◆ **Problem**:
Copy every entry exactly.

++++++++

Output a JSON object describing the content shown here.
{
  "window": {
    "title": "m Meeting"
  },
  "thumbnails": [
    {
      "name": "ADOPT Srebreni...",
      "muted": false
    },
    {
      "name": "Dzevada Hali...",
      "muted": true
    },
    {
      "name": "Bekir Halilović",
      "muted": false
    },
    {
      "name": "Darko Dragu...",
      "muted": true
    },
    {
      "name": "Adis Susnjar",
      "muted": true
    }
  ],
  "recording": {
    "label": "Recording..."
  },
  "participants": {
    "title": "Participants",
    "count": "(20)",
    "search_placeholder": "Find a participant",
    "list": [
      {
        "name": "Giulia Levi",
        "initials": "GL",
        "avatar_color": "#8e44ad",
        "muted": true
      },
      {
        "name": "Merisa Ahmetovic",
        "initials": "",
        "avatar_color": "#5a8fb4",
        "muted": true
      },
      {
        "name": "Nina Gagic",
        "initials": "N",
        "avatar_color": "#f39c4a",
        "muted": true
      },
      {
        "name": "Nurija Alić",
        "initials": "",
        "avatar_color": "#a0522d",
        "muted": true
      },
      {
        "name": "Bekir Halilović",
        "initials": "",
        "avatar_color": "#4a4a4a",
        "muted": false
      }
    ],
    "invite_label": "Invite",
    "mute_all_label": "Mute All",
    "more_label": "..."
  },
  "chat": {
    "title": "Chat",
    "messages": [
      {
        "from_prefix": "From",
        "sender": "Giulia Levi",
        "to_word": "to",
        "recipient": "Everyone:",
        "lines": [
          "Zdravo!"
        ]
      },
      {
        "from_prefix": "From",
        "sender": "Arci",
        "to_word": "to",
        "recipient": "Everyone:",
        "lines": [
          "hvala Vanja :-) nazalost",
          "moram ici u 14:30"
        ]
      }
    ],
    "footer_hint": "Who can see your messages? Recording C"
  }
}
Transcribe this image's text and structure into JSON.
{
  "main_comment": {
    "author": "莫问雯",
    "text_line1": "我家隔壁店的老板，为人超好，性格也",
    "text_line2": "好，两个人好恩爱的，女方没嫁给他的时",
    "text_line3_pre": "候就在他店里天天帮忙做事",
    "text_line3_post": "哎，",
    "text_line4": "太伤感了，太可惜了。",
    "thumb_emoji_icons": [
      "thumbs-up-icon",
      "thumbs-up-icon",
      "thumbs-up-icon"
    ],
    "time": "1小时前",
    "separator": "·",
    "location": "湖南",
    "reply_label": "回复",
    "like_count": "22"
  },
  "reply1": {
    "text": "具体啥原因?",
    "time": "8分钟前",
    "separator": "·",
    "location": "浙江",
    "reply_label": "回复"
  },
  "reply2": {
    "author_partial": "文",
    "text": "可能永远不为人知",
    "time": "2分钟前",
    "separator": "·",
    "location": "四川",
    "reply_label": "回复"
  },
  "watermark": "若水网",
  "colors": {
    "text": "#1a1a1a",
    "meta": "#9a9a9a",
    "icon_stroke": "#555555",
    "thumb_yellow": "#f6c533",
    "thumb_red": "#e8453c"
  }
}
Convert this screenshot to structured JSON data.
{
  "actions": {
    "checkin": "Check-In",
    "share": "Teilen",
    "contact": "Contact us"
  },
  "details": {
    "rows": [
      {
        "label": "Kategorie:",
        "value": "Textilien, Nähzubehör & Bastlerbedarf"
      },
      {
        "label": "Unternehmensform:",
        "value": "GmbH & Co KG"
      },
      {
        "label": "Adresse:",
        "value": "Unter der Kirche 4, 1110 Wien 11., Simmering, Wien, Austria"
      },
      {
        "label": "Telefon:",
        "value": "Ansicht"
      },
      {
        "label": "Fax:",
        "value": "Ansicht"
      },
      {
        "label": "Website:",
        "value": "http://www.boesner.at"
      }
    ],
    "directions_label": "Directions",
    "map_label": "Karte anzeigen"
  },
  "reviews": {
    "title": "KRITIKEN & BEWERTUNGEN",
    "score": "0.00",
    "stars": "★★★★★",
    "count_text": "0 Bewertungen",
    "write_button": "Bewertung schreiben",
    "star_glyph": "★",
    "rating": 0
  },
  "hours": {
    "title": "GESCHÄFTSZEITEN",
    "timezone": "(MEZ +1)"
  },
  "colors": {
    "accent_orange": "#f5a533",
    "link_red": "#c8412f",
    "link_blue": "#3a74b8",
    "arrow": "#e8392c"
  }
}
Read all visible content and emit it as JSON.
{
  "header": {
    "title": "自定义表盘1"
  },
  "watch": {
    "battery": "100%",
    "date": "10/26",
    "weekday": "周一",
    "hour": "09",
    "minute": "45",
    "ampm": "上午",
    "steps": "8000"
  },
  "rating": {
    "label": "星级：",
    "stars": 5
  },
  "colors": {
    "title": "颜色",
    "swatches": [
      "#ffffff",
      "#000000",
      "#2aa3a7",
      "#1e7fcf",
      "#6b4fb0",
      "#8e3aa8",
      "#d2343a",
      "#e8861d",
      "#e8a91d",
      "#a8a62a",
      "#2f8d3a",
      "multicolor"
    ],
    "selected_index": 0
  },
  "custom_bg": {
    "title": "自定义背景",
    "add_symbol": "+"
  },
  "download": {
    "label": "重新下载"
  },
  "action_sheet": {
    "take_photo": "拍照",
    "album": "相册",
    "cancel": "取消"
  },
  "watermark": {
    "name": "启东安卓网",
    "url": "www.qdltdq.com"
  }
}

++++++++

◆ **Full solution**:
Output a JSON object describing the content shown here.
{
  "window": {
    "title": "m Meeting"
  },
  "thumbnails": [
    {
      "name": "ADOPT Srebreni...",
      "muted": false
    },
    {
      "name": "Dzevada Hali...",
      "muted": true
    },
    {
      "name": "Bekir Halilović",
      "muted": false
    },
    {
      "name": "Darko Dragu...",
      "muted": true
    },
    {
      "name": "Adis Susnjar",
      "muted": true
    }
  ],
  "recording": {
    "label": "Recording..."
  },
  "participants": {
    "title": "Participants",
    "count": "(20)",
    "search_placeholder": "Find a participant",
    "list": [
      {
        "name": "Giulia Levi",
        "initials": "GL",
        "avatar_color": "#8e44ad",
        "muted": true
      },
      {
        "name": "Merisa Ahmetovic",
        "initials": "",
        "avatar_color": "#5a8fb4",
        "muted": true
      },
      {
        "name": "Nina Gagic",
        "initials": "N",
        "avatar_color": "#f39c4a",
        "muted": true
      },
      {
        "name": "Nurija Alić",
        "initials": "",
        "avatar_color": "#a0522d",
        "muted": true
      },
      {
        "name": "Bekir Halilović",
        "initials": "",
        "avatar_color": "#4a4a4a",
        "muted": false
      }
    ],
    "invite_label": "Invite",
    "mute_all_label": "Mute All",
    "more_label": "..."
  },
  "chat": {
    "title": "Chat",
    "messages": [
      {
        "from_prefix": "From",
        "sender": "Giulia Levi",
        "to_word": "to",
        "recipient": "Everyone:",
        "lines": [
          "Zdravo!"
        ]
      },
      {
        "from_prefix": "From",
        "sender": "Arci",
        "to_word": "to",
        "recipient": "Everyone:",
        "lines": [
          "hvala Vanja :-) nazalost",
          "moram ici u 14:30"
        ]
      }
    ],
    "footer_hint": "Who can see your messages? Recording C"
  }
}
Transcribe this image's text and structure into JSON.
{
  "main_comment": {
    "author": "莫问雯",
    "text_line1": "我家隔壁店的老板，为人超好，性格也",
    "text_line2": "好，两个人好恩爱的，女方没嫁给他的时",
    "text_line3_pre": "候就在他店里天天帮忙做事",
    "text_line3_post": "哎，",
    "text_line4": "太伤感了，太可惜了。",
    "thumb_emoji_icons": [
      "thumbs-up-icon",
      "thumbs-up-icon",
      "thumbs-up-icon"
    ],
    "time": "1小时前",
    "separator": "·",
    "location": "湖南",
    "reply_label": "回复",
    "like_count": "22"
  },
  "reply1": {
    "text": "具体啥原因?",
    "time": "8分钟前",
    "separator": "·",
    "location": "浙江",
    "reply_label": "回复"
  },
  "reply2": {
    "author_partial": "文",
    "text": "可能永远不为人知",
    "time": "2分钟前",
    "separator": "·",
    "location": "四川",
    "reply_label": "回复"
  },
  "watermark": "若水网",
  "colors": {
    "text": "#1a1a1a",
    "meta": "#9a9a9a",
    "icon_stroke": "#555555",
    "thumb_yellow": "#f6c533",
    "thumb_red": "#e8453c"
  }
}
Convert this screenshot to structured JSON data.
{
  "actions": {
    "checkin": "Check-In",
    "share": "Teilen",
    "contact": "Contact us"
  },
  "details": {
    "rows": [
      {
        "label": "Kategorie:",
        "value": "Textilien, Nähzubehör & Bastlerbedarf"
      },
      {
        "label": "Unternehmensform:",
        "value": "GmbH & Co KG"
      },
      {
        "label": "Adresse:",
        "value": "Unter der Kirche 4, 1110 Wien 11., Simmering, Wien, Austria"
      },
      {
        "label": "Telefon:",
        "value": "Ansicht"
      },
      {
        "label": "Fax:",
        "value": "Ansicht"
      },
      {
        "label": "Website:",
        "value": "http://www.boesner.at"
      }
    ],
    "directions_label": "Directions",
    "map_label": "Karte anzeigen"
  },
  "reviews": {
    "title": "KRITIKEN & BEWERTUNGEN",
    "score": "0.00",
    "stars": "★★★★★",
    "count_text": "0 Bewertungen",
    "write_button": "Bewertung schreiben",
    "star_glyph": "★",
    "rating": 0
  },
  "hours": {
    "title": "GESCHÄFTSZEITEN",
    "timezone": "(MEZ +1)"
  },
  "colors": {
    "accent_orange": "#f5a533",
    "link_red": "#c8412f",
    "link_blue": "#3a74b8",
    "arrow": "#e8392c"
  }
}
Read all visible content and emit it as JSON.
{
  "header": {
    "title": "自定义表盘1"
  },
  "watch": {
    "battery": "100%",
    "date": "10/26",
    "weekday": "周一",
    "hour": "09",
    "minute": "45",
    "ampm": "上午",
    "steps": "8000"
  },
  "rating": {
    "label": "星级：",
    "stars": 5
  },
  "colors": {
    "title": "颜色",
    "swatches": [
      "#ffffff",
      "#000000",
      "#2aa3a7",
      "#1e7fcf",
      "#6b4fb0",
      "#8e3aa8",
      "#d2343a",
      "#e8861d",
      "#e8a91d",
      "#a8a62a",
      "#2f8d3a",
      "multicolor"
    ],
    "selected_index": 0
  },
  "custom_bg": {
    "title": "自定义背景",
    "add_symbol": "+"
  },
  "download": {
    "label": "重新下载"
  },
  "action_sheet": {
    "take_photo": "拍照",
    "album": "相册",
    "cancel": "取消"
  },
  "watermark": {
    "name": "启东安卓网",
    "url": "www.qdltdq.com"
  }
}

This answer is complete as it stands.